#### Exercise instructions:
Every entry must be copied word for word.

#### Exercise inputs:
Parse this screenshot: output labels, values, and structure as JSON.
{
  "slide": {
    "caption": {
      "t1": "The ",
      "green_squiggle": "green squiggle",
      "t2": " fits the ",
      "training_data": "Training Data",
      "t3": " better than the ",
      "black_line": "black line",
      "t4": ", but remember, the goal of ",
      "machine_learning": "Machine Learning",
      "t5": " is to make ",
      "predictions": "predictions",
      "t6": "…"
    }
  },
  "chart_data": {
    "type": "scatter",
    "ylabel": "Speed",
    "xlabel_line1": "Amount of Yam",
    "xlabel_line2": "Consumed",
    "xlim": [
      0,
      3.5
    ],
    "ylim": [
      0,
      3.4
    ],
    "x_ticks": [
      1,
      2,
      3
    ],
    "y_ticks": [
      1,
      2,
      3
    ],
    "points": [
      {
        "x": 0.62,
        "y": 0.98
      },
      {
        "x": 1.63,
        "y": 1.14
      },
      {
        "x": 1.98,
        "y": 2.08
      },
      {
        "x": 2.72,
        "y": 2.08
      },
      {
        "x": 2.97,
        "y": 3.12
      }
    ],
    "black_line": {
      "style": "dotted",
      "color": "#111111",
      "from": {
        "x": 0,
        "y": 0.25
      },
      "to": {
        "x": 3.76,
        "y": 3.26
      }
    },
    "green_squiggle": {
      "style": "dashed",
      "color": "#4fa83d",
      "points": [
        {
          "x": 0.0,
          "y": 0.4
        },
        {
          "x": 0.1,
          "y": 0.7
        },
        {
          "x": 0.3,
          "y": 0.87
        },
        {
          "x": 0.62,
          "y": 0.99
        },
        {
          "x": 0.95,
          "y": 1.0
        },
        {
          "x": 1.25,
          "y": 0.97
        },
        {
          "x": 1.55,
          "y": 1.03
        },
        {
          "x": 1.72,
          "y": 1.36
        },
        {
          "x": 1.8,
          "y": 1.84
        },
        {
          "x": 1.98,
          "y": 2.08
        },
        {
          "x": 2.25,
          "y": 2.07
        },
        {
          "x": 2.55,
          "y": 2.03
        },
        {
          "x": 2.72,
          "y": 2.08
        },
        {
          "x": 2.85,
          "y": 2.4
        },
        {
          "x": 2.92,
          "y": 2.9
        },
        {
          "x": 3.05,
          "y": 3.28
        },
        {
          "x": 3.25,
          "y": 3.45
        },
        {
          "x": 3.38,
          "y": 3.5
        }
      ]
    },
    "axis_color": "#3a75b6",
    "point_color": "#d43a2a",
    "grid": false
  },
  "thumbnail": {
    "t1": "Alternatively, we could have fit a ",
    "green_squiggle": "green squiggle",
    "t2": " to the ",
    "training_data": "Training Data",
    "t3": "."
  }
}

#### Exercise response:
Parse this screenshot: output labels, values, and structure as JSON.
{
  "slide": {
    "caption": {
      "t1": "The ",
      "green_squiggle": "green squiggle",
      "t2": " fits the ",
      "training_data": "Training Data",
      "t3": " better than the ",
      "black_line": "black line",
      "t4": ", but remember, the goal of ",
      "machine_learning": "Machine Learning",
      "t5": " is to make ",
      "predictions": "predictions",
      "t6": "…"
    }
  },
  "chart_data": {
    "type": "scatter",
    "ylabel": "Speed",
    "xlabel_line1": "Amount of Yam",
    "xlabel_line2": "Consumed",
    "xlim": [
      0,
      3.5
    ],
    "ylim": [
      0,
      3.4
    ],
    "x_ticks": [
      1,
      2,
      3
    ],
    "y_ticks": [
      1,
      2,
      3
    ],
    "points": [
      {
        "x": 0.62,
        "y": 0.98
      },
      {
        "x": 1.63,
        "y": 1.14
      },
      {
        "x": 1.98,
        "y": 2.08
      },
      {
        "x": 2.72,
        "y": 2.08
      },
      {
        "x": 2.97,
        "y": 3.12
      }
    ],
    "black_line": {
      "style": "dotted",
      "color": "#111111",
      "from": {
        "x": 0,
        "y": 0.25
      },
      "to": {
        "x": 3.76,
        "y": 3.26
      }
    },
    "green_squiggle": {
      "style": "dashed",
      "color": "#4fa83d",
      "points": [
        {
          "x": 0.0,
          "y": 0.4
        },
        {
          "x": 0.1,
          "y": 0.7
        },
        {
          "x": 0.3,
          "y": 0.87
        },
        {
          "x": 0.62,
          "y": 0.99
        },
        {
          "x": 0.95,
          "y": 1.0
        },
        {
          "x": 1.25,
          "y": 0.97
        },
        {
          "x": 1.55,
          "y": 1.03
        },
        {
          "x": 1.72,
          "y": 1.36
        },
        {
          "x": 1.8,
          "y": 1.84
        },
        {
          "x": 1.98,
          "y": 2.08
        },
        {
          "x": 2.25,
          "y": 2.07
        },
        {
          "x": 2.55,
          "y": 2.03
        },
        {
          "x": 2.72,
          "y": 2.08
        },
        {
          "x": 2.85,
          "y": 2.4
        },
        {
          "x": 2.92,
          "y": 2.9
        },
        {
          "x": 3.05,
          "y": 3.28
        },
        {
          "x": 3.25,
          "y": 3.45
        },
        {
          "x": 3.38,
          "y": 3.5
        }
      ]
    },
    "axis_color": "#3a75b6",
    "point_color": "#d43a2a",
    "grid": false
  },
  "thumbnail": {
    "t1": "Alternatively, we could have fit a ",
    "green_squiggle": "green squiggle",
    "t2": " to the ",
    "training_data": "Training Data",
    "t3": "."
  }
}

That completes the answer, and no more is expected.